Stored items
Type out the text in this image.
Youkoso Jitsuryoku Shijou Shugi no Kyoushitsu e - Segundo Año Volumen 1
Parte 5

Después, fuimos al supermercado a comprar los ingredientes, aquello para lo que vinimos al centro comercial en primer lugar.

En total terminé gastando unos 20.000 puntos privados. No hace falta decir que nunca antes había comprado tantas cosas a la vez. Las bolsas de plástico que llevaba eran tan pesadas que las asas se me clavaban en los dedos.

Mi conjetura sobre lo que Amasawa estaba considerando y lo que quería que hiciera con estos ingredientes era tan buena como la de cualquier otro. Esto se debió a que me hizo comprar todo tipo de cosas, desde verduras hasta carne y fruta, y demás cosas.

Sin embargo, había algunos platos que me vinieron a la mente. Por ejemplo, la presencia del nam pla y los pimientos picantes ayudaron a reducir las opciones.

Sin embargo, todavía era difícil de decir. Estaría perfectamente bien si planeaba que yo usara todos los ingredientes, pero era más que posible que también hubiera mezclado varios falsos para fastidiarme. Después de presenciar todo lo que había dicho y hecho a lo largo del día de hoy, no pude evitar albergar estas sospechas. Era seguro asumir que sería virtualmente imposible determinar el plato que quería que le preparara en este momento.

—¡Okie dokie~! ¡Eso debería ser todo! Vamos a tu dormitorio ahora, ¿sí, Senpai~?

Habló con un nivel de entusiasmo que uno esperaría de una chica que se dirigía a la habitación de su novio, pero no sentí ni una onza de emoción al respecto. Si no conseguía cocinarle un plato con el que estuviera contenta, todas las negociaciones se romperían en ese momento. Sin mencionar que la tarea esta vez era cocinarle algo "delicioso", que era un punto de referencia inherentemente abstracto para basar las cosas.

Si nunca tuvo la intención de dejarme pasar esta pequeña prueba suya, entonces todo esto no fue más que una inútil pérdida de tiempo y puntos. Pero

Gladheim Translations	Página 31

- PROMPT:
Every entry above needs to be quoted exactly.

- RESULT OF THIS TASK:
Type out the text in this image.
Youkoso Jitsuryoku Shijou Shugi no Kyoushitsu e - Segundo Año Volumen 1
Parte 5

Después, fuimos al supermercado a comprar los ingredientes, aquello para lo que vinimos al centro comercial en primer lugar.

En total terminé gastando unos 20.000 puntos privados. No hace falta decir que nunca antes había comprado tantas cosas a la vez. Las bolsas de plástico que llevaba eran tan pesadas que las asas se me clavaban en los dedos.

Mi conjetura sobre lo que Amasawa estaba considerando y lo que quería que hiciera con estos ingredientes era tan buena como la de cualquier otro. Esto se debió a que me hizo comprar todo tipo de cosas, desde verduras hasta carne y fruta, y demás cosas.

Sin embargo, había algunos platos que me vinieron a la mente. Por ejemplo, la presencia del nam pla y los pimientos picantes ayudaron a reducir las opciones.

Sin embargo, todavía era difícil de decir. Estaría perfectamente bien si planeaba que yo usara todos los ingredientes, pero era más que posible que también hubiera mezclado varios falsos para fastidiarme. Después de presenciar todo lo que había dicho y hecho a lo largo del día de hoy, no pude evitar albergar estas sospechas. Era seguro asumir que sería virtualmente imposible determinar el plato que quería que le preparara en este momento.

—¡Okie dokie~! ¡Eso debería ser todo! Vamos a tu dormitorio ahora, ¿sí, Senpai~?

Habló con un nivel de entusiasmo que uno esperaría de una chica que se dirigía a la habitación de su novio, pero no sentí ni una onza de emoción al respecto. Si no conseguía cocinarle un plato con el que estuviera contenta, todas las negociaciones se romperían en ese momento. Sin mencionar que la tarea esta vez era cocinarle algo "delicioso", que era un punto de referencia inherentemente abstracto para basar las cosas.

Si nunca tuvo la intención de dejarme pasar esta pequeña prueba suya, entonces todo esto no fue más que una inútil pérdida de tiempo y puntos. Pero

Gladheim Translations	Página 31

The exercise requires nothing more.